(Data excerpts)
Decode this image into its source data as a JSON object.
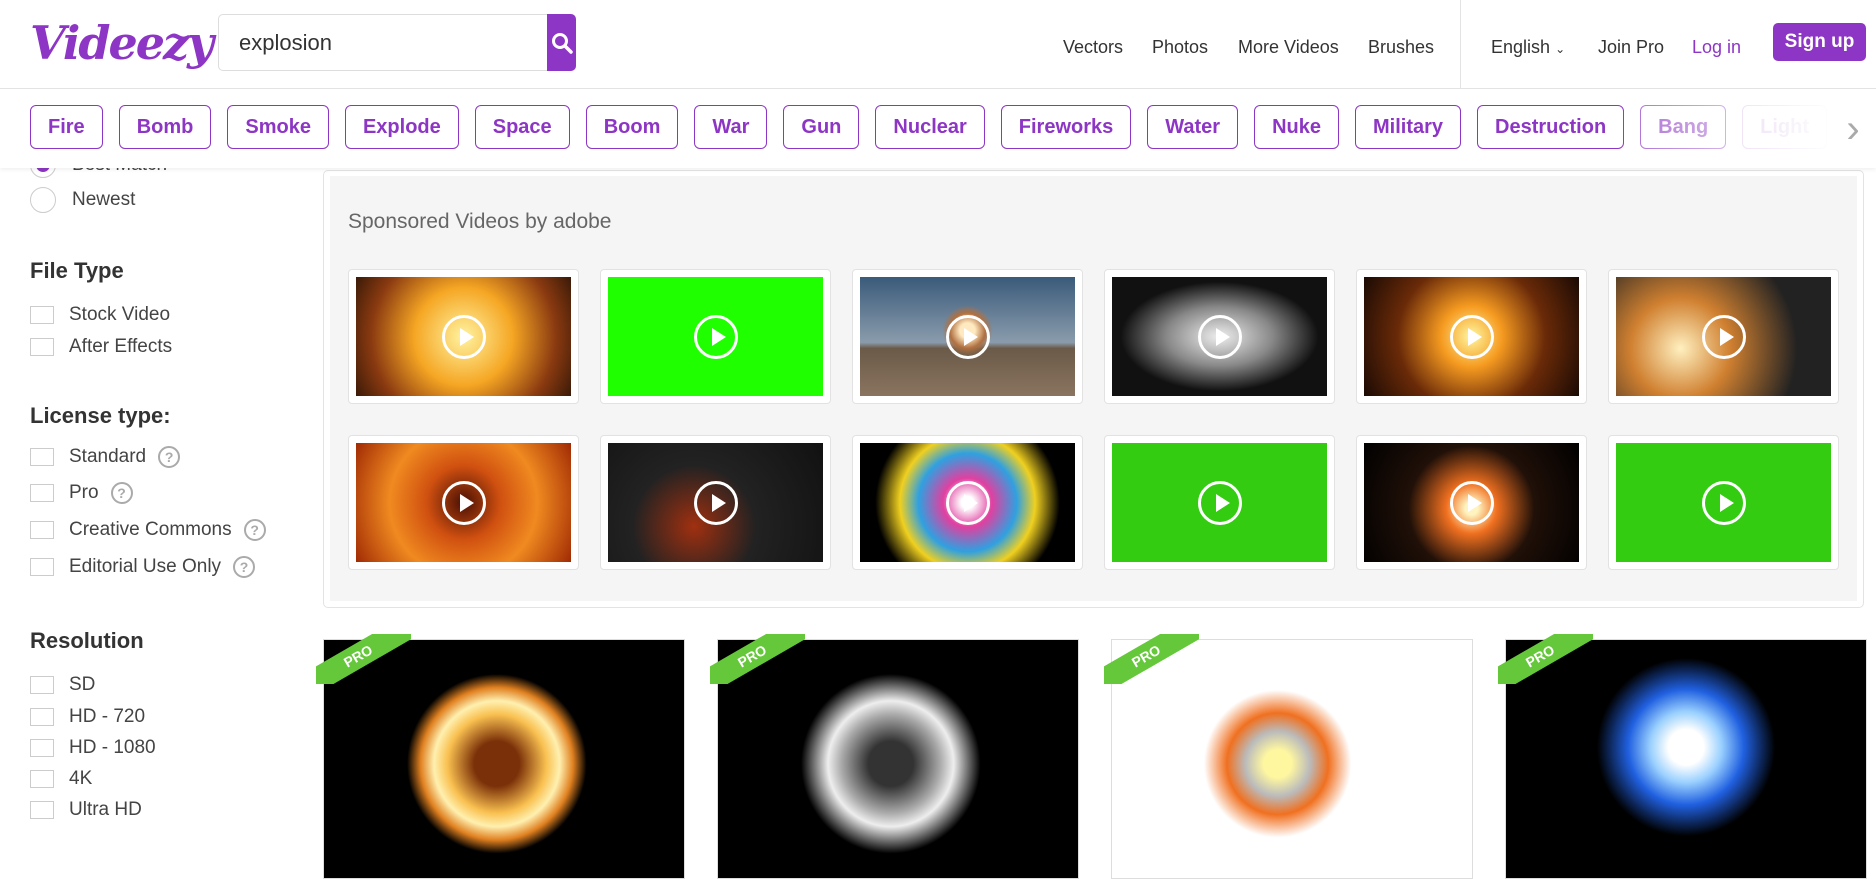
{
  "header": {
    "logo": "Videezy",
    "search_value": "explosion",
    "nav": [
      "Vectors",
      "Photos",
      "More Videos",
      "Brushes"
    ],
    "language": "English",
    "join_pro": "Join Pro",
    "login": "Log in",
    "signup": "Sign up"
  },
  "tags": [
    "Fire",
    "Bomb",
    "Smoke",
    "Explode",
    "Space",
    "Boom",
    "War",
    "Gun",
    "Nuclear",
    "Fireworks",
    "Water",
    "Nuke",
    "Military",
    "Destruction",
    "Bang",
    "Light"
  ],
  "sidebar": {
    "sort": [
      {
        "label": "Best Match",
        "selected": true
      },
      {
        "label": "Newest",
        "selected": false
      }
    ],
    "file_type": {
      "title": "File Type",
      "options": [
        "Stock Video",
        "After Effects"
      ]
    },
    "license": {
      "title": "License type:",
      "options": [
        "Standard",
        "Pro",
        "Creative Commons",
        "Editorial Use Only"
      ]
    },
    "resolution": {
      "title": "Resolution",
      "options": [
        "SD",
        "HD - 720",
        "HD - 1080",
        "4K",
        "Ultra HD"
      ]
    }
  },
  "sponsored": {
    "title": "Sponsored Videos by adobe"
  },
  "pro_badge": "PRO",
  "colors": {
    "brand": "#8d35c4",
    "pro": "#65c73a"
  }
}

Written instruction – Are you able to set down all the lines above exactly, without any pictures?

Full response –
Decode this image into its source data as a JSON object.
{
  "header": {
    "logo": "Videezy",
    "search_value": "explosion",
    "nav": [
      "Vectors",
      "Photos",
      "More Videos",
      "Brushes"
    ],
    "language": "English",
    "join_pro": "Join Pro",
    "login": "Log in",
    "signup": "Sign up"
  },
  "tags": [
    "Fire",
    "Bomb",
    "Smoke",
    "Explode",
    "Space",
    "Boom",
    "War",
    "Gun",
    "Nuclear",
    "Fireworks",
    "Water",
    "Nuke",
    "Military",
    "Destruction",
    "Bang",
    "Light"
  ],
  "sidebar": {
    "sort": [
      {
        "label": "Best Match",
        "selected": true
      },
      {
        "label": "Newest",
        "selected": false
      }
    ],
    "file_type": {
      "title": "File Type",
      "options": [
        "Stock Video",
        "After Effects"
      ]
    },
    "license": {
      "title": "License type:",
      "options": [
        "Standard",
        "Pro",
        "Creative Commons",
        "Editorial Use Only"
      ]
    },
    "resolution": {
      "title": "Resolution",
      "options": [
        "SD",
        "HD - 720",
        "HD - 1080",
        "4K",
        "Ultra HD"
      ]
    }
  },
  "sponsored": {
    "title": "Sponsored Videos by adobe"
  },
  "pro_badge": "PRO",
  "colors": {
    "brand": "#8d35c4",
    "pro": "#65c73a"
  }
}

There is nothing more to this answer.